_Aim of the task_. Tally the lines in these records that hold the string "seconds", and reply with the number alone.
————————
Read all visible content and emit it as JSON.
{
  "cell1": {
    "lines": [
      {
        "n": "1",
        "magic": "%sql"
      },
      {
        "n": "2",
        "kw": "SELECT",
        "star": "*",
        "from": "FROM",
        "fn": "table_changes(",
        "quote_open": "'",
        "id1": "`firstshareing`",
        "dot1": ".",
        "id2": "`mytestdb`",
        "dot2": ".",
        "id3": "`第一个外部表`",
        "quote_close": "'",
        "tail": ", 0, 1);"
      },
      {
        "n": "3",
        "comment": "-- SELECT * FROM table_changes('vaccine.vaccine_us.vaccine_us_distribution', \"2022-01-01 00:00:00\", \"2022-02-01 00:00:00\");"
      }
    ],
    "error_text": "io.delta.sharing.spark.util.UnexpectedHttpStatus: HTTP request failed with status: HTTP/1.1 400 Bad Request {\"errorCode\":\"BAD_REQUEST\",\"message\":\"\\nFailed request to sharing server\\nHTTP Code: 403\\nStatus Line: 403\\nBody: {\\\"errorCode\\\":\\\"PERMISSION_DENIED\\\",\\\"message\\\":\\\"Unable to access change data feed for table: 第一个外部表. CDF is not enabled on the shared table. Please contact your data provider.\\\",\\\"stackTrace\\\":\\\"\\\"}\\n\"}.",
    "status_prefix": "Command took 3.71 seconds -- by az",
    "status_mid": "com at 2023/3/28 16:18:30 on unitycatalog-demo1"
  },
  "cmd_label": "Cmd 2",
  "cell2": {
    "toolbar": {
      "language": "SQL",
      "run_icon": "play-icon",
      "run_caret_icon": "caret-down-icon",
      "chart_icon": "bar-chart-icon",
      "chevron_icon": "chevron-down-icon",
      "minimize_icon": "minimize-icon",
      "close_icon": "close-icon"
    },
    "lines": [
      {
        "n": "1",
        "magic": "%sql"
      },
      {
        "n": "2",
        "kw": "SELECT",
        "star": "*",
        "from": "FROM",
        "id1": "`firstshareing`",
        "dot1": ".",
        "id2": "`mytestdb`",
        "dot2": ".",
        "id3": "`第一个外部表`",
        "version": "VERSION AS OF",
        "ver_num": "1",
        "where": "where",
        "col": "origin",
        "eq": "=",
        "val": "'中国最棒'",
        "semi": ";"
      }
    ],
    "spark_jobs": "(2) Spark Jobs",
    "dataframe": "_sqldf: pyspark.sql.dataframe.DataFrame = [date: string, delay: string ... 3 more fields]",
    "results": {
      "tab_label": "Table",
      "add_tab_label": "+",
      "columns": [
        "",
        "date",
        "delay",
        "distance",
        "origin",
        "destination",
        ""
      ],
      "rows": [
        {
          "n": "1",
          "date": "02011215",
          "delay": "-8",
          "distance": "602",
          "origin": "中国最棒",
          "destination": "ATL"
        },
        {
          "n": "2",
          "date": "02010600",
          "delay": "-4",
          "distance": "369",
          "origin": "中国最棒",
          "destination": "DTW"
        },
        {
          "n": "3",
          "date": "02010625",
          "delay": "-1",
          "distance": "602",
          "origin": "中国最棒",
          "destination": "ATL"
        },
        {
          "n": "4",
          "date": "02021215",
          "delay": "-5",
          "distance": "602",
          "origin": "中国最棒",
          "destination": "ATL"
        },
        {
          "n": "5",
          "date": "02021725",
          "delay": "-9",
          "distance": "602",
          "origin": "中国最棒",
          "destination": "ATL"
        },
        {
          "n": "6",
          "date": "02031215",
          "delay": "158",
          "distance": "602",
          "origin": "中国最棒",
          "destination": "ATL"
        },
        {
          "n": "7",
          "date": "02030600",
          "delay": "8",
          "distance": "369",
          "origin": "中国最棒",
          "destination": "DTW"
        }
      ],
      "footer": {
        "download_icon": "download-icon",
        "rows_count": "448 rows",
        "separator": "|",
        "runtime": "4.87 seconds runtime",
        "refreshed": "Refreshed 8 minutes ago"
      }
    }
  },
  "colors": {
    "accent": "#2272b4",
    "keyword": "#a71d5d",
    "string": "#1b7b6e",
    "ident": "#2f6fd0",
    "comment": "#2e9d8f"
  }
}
————————
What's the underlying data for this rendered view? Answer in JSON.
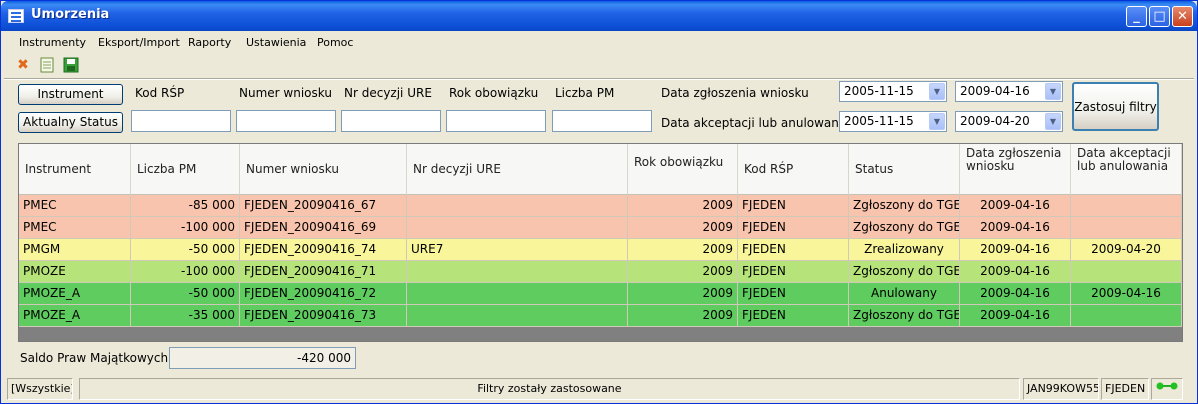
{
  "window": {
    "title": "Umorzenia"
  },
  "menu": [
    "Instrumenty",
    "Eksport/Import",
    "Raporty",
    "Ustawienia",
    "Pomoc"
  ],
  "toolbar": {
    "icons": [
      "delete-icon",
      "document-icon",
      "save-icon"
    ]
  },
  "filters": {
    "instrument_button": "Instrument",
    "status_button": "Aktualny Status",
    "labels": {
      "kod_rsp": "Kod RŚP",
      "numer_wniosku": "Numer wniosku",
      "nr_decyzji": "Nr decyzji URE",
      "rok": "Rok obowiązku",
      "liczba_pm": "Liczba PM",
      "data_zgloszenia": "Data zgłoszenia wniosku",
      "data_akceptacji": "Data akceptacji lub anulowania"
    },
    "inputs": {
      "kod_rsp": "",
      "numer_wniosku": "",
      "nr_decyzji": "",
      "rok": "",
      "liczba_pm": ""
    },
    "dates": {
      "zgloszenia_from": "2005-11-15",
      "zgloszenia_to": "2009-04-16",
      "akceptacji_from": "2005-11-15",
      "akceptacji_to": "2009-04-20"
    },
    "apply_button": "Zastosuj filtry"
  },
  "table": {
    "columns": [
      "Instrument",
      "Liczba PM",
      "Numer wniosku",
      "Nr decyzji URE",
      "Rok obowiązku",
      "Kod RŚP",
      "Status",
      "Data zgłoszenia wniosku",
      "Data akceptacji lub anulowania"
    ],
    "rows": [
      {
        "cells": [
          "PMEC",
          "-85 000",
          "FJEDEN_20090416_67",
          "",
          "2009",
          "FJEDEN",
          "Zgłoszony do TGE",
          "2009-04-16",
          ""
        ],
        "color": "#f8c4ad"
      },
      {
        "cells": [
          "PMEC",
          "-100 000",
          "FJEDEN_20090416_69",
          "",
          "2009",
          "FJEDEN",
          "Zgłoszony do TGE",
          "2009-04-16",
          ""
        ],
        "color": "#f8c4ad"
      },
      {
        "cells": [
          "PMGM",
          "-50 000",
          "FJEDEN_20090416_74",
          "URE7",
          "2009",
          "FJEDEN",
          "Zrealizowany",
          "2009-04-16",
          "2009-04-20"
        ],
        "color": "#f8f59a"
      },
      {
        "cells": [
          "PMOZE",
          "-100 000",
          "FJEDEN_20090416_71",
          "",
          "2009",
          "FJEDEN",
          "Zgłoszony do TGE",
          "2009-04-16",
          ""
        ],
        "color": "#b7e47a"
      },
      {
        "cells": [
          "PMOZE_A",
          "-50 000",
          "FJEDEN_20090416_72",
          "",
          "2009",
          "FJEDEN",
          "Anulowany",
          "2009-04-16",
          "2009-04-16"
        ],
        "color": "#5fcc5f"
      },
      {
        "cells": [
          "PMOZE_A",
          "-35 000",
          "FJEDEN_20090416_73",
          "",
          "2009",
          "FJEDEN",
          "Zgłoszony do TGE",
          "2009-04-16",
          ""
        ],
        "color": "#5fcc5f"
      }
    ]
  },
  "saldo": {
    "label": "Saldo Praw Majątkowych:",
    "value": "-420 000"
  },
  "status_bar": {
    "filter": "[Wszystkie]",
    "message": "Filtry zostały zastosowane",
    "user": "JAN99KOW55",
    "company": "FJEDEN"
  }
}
————————
_Response to this task_. 2